* _WORK TO BE COMPLETED_:
From the entries below, list each line with "Walter".

───── RECORDS SHOWN

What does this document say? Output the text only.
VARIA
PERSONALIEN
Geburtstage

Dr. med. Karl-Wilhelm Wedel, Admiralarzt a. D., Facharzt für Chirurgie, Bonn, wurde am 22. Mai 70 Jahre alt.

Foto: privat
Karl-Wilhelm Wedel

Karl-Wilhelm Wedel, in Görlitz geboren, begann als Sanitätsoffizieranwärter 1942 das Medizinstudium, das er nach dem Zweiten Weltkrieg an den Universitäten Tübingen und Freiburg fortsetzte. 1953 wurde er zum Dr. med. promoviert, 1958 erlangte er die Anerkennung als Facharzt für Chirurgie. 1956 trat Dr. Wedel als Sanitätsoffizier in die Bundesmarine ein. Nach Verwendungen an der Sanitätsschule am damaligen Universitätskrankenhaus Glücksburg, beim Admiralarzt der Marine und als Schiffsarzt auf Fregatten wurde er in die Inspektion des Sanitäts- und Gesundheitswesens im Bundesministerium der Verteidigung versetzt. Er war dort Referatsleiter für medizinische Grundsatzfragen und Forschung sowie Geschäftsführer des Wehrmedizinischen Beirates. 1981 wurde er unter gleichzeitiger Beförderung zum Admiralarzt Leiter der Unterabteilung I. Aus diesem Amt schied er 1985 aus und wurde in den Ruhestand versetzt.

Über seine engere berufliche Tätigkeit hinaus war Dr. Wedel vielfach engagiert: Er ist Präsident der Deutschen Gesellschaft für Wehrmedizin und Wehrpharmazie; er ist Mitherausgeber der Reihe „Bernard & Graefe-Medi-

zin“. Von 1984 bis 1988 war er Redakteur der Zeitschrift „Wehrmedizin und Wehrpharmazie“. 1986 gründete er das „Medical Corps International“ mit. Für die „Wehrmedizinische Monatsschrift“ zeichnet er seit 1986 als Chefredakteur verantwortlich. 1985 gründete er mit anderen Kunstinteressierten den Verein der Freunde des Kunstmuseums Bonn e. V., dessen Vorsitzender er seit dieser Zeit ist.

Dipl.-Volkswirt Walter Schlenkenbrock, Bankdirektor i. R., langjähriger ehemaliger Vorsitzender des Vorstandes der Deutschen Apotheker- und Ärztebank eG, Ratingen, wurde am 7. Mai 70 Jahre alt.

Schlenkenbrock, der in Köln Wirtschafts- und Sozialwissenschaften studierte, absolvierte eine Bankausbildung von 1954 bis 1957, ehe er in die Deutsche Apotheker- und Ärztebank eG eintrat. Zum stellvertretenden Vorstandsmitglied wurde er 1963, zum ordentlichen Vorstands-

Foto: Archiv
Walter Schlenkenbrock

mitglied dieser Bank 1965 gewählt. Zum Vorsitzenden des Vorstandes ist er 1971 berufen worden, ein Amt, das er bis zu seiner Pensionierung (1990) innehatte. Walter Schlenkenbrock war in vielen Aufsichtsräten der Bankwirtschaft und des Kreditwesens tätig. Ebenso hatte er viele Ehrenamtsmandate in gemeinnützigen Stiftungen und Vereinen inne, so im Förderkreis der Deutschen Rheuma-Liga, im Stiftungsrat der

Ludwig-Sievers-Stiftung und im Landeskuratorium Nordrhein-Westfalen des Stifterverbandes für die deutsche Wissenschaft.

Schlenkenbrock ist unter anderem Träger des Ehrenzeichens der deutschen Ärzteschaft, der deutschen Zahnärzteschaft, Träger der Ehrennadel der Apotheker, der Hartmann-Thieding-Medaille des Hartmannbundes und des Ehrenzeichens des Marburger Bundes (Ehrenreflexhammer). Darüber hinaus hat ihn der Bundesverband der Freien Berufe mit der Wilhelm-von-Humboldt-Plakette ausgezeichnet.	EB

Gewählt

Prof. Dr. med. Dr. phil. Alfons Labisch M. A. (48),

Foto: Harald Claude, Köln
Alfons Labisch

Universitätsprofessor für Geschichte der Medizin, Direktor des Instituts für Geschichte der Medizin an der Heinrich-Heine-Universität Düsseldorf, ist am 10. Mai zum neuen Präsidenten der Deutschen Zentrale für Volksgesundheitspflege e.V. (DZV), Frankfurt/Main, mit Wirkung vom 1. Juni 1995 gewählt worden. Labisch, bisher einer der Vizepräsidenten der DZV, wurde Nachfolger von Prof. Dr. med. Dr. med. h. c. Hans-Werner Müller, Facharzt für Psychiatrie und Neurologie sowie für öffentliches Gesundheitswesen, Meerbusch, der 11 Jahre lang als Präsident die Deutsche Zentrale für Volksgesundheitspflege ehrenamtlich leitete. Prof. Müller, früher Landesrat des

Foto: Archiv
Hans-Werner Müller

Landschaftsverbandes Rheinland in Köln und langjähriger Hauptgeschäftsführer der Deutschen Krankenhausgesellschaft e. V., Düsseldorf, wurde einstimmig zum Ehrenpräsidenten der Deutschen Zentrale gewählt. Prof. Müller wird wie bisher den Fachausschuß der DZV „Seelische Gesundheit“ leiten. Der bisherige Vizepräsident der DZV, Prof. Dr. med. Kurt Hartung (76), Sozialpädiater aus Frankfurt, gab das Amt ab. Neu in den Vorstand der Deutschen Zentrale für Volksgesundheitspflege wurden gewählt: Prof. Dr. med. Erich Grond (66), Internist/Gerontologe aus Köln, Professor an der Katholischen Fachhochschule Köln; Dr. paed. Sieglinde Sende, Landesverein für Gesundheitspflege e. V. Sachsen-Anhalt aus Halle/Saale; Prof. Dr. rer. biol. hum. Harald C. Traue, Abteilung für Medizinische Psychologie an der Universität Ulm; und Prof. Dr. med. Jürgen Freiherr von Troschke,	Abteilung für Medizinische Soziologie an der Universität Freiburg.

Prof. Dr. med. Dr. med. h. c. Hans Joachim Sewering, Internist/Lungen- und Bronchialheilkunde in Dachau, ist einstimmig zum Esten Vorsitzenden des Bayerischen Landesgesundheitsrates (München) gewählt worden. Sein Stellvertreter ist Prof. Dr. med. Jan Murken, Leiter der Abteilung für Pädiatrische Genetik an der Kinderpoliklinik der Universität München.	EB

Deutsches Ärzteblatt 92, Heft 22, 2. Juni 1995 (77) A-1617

──────────

* _TASK ANSWER_:
Dipl.-Volkswirt Walter Schlenkenbrock, Bankdirektor i. R., langjähriger ehemaliger Vorsitzender des Vorstandes der Deutschen Apotheker- und Ärztebank eG, Ratingen, wurde am 7. Mai 70 Jahre alt.
Walter Schlenkenbrock
mitglied dieser Bank 1965 gewählt. Zum Vorsitzenden des Vorstandes ist er 1971 berufen worden, ein Amt, das er bis zu seiner Pensionierung (1990) innehatte. Walter Schlenkenbrock war in vielen Aufsichtsräten der Bankwirtschaft und des Kreditwesens tätig. Ebenso hatte er viele Ehrenamtsmandate in gemeinnützigen Stiftungen und Vereinen inne, so im Förderkreis der Deutschen Rheuma-Liga, im Stiftungsrat der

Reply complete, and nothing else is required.